Data section:
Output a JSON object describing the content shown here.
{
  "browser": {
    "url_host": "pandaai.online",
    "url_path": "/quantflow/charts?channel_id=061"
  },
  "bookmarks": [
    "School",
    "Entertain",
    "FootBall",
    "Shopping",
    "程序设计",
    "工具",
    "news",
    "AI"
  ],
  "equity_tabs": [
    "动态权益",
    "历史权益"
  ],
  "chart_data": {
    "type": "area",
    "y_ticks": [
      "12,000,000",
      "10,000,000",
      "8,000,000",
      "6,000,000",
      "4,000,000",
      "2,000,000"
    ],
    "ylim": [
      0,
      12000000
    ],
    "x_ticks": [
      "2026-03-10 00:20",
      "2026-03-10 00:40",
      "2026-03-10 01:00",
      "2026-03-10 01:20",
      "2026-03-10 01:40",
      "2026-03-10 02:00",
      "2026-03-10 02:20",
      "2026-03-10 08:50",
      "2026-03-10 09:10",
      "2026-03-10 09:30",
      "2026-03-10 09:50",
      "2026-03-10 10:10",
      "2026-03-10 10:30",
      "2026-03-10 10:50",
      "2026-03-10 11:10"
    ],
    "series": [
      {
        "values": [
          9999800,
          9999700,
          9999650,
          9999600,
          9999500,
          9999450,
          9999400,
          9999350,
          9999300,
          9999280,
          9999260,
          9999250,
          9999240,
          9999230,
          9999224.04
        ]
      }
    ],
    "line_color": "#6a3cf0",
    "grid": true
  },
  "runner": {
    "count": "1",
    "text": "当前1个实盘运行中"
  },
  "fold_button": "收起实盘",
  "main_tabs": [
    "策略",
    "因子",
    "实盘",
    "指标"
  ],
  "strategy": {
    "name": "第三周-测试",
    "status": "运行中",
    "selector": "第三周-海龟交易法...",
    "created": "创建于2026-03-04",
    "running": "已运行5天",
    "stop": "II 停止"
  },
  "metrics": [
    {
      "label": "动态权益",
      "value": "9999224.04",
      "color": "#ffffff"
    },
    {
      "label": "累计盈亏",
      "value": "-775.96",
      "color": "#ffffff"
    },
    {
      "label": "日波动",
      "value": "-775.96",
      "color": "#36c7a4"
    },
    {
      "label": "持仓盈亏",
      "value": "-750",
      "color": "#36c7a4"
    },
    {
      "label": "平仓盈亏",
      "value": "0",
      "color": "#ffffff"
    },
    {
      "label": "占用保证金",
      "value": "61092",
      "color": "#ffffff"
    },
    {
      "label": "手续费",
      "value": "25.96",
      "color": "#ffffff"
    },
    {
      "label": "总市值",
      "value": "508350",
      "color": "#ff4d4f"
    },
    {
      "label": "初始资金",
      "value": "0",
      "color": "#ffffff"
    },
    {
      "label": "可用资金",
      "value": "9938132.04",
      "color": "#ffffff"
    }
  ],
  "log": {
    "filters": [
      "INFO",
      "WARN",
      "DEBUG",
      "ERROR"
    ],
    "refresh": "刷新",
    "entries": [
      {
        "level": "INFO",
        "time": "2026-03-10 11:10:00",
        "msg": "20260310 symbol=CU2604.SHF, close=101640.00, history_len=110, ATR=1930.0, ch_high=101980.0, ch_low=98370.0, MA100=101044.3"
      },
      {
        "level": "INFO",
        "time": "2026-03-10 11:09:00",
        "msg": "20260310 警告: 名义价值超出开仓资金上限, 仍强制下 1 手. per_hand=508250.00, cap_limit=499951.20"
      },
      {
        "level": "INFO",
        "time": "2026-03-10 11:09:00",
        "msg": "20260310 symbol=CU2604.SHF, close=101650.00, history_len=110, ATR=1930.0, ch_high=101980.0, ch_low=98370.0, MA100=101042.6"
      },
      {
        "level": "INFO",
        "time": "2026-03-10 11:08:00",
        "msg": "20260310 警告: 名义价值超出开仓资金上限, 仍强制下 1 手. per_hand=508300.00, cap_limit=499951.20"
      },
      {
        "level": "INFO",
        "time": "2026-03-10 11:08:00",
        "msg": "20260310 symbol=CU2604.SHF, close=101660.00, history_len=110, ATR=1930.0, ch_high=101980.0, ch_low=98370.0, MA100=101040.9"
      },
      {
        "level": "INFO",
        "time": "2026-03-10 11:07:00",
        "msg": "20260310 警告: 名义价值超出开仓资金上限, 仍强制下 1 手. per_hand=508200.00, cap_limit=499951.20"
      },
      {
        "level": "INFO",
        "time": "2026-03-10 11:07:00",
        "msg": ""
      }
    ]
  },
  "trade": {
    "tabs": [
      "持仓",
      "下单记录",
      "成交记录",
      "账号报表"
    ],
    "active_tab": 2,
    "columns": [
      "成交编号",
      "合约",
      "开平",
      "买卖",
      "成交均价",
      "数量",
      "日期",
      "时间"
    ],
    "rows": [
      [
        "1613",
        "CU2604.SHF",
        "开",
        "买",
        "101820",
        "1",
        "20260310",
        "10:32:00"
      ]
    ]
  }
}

Direction:
Would you restate each of the entries word for word?

Answer to this exercise:
Output a JSON object describing the content shown here.
{
  "browser": {
    "url_host": "pandaai.online",
    "url_path": "/quantflow/charts?channel_id=061"
  },
  "bookmarks": [
    "School",
    "Entertain",
    "FootBall",
    "Shopping",
    "程序设计",
    "工具",
    "news",
    "AI"
  ],
  "equity_tabs": [
    "动态权益",
    "历史权益"
  ],
  "chart_data": {
    "type": "area",
    "y_ticks": [
      "12,000,000",
      "10,000,000",
      "8,000,000",
      "6,000,000",
      "4,000,000",
      "2,000,000"
    ],
    "ylim": [
      0,
      12000000
    ],
    "x_ticks": [
      "2026-03-10 00:20",
      "2026-03-10 00:40",
      "2026-03-10 01:00",
      "2026-03-10 01:20",
      "2026-03-10 01:40",
      "2026-03-10 02:00",
      "2026-03-10 02:20",
      "2026-03-10 08:50",
      "2026-03-10 09:10",
      "2026-03-10 09:30",
      "2026-03-10 09:50",
      "2026-03-10 10:10",
      "2026-03-10 10:30",
      "2026-03-10 10:50",
      "2026-03-10 11:10"
    ],
    "series": [
      {
        "values": [
          9999800,
          9999700,
          9999650,
          9999600,
          9999500,
          9999450,
          9999400,
          9999350,
          9999300,
          9999280,
          9999260,
          9999250,
          9999240,
          9999230,
          9999224.04
        ]
      }
    ],
    "line_color": "#6a3cf0",
    "grid": true
  },
  "runner": {
    "count": "1",
    "text": "当前1个实盘运行中"
  },
  "fold_button": "收起实盘",
  "main_tabs": [
    "策略",
    "因子",
    "实盘",
    "指标"
  ],
  "strategy": {
    "name": "第三周-测试",
    "status": "运行中",
    "selector": "第三周-海龟交易法...",
    "created": "创建于2026-03-04",
    "running": "已运行5天",
    "stop": "II 停止"
  },
  "metrics": [
    {
      "label": "动态权益",
      "value": "9999224.04",
      "color": "#ffffff"
    },
    {
      "label": "累计盈亏",
      "value": "-775.96",
      "color": "#ffffff"
    },
    {
      "label": "日波动",
      "value": "-775.96",
      "color": "#36c7a4"
    },
    {
      "label": "持仓盈亏",
      "value": "-750",
      "color": "#36c7a4"
    },
    {
      "label": "平仓盈亏",
      "value": "0",
      "color": "#ffffff"
    },
    {
      "label": "占用保证金",
      "value": "61092",
      "color": "#ffffff"
    },
    {
      "label": "手续费",
      "value": "25.96",
      "color": "#ffffff"
    },
    {
      "label": "总市值",
      "value": "508350",
      "color": "#ff4d4f"
    },
    {
      "label": "初始资金",
      "value": "0",
      "color": "#ffffff"
    },
    {
      "label": "可用资金",
      "value": "9938132.04",
      "color": "#ffffff"
    }
  ],
  "log": {
    "filters": [
      "INFO",
      "WARN",
      "DEBUG",
      "ERROR"
    ],
    "refresh": "刷新",
    "entries": [
      {
        "level": "INFO",
        "time": "2026-03-10 11:10:00",
        "msg": "20260310 symbol=CU2604.SHF, close=101640.00, history_len=110, ATR=1930.0, ch_high=101980.0, ch_low=98370.0, MA100=101044.3"
      },
      {
        "level": "INFO",
        "time": "2026-03-10 11:09:00",
        "msg": "20260310 警告: 名义价值超出开仓资金上限, 仍强制下 1 手. per_hand=508250.00, cap_limit=499951.20"
      },
      {
        "level": "INFO",
        "time": "2026-03-10 11:09:00",
        "msg": "20260310 symbol=CU2604.SHF, close=101650.00, history_len=110, ATR=1930.0, ch_high=101980.0, ch_low=98370.0, MA100=101042.6"
      },
      {
        "level": "INFO",
        "time": "2026-03-10 11:08:00",
        "msg": "20260310 警告: 名义价值超出开仓资金上限, 仍强制下 1 手. per_hand=508300.00, cap_limit=499951.20"
      },
      {
        "level": "INFO",
        "time": "2026-03-10 11:08:00",
        "msg": "20260310 symbol=CU2604.SHF, close=101660.00, history_len=110, ATR=1930.0, ch_high=101980.0, ch_low=98370.0, MA100=101040.9"
      },
      {
        "level": "INFO",
        "time": "2026-03-10 11:07:00",
        "msg": "20260310 警告: 名义价值超出开仓资金上限, 仍强制下 1 手. per_hand=508200.00, cap_limit=499951.20"
      },
      {
        "level": "INFO",
        "time": "2026-03-10 11:07:00",
        "msg": ""
      }
    ]
  },
  "trade": {
    "tabs": [
      "持仓",
      "下单记录",
      "成交记录",
      "账号报表"
    ],
    "active_tab": 2,
    "columns": [
      "成交编号",
      "合约",
      "开平",
      "买卖",
      "成交均价",
      "数量",
      "日期",
      "时间"
    ],
    "rows": [
      [
        "1613",
        "CU2604.SHF",
        "开",
        "买",
        "101820",
        "1",
        "20260310",
        "10:32:00"
      ]
    ]
  }
}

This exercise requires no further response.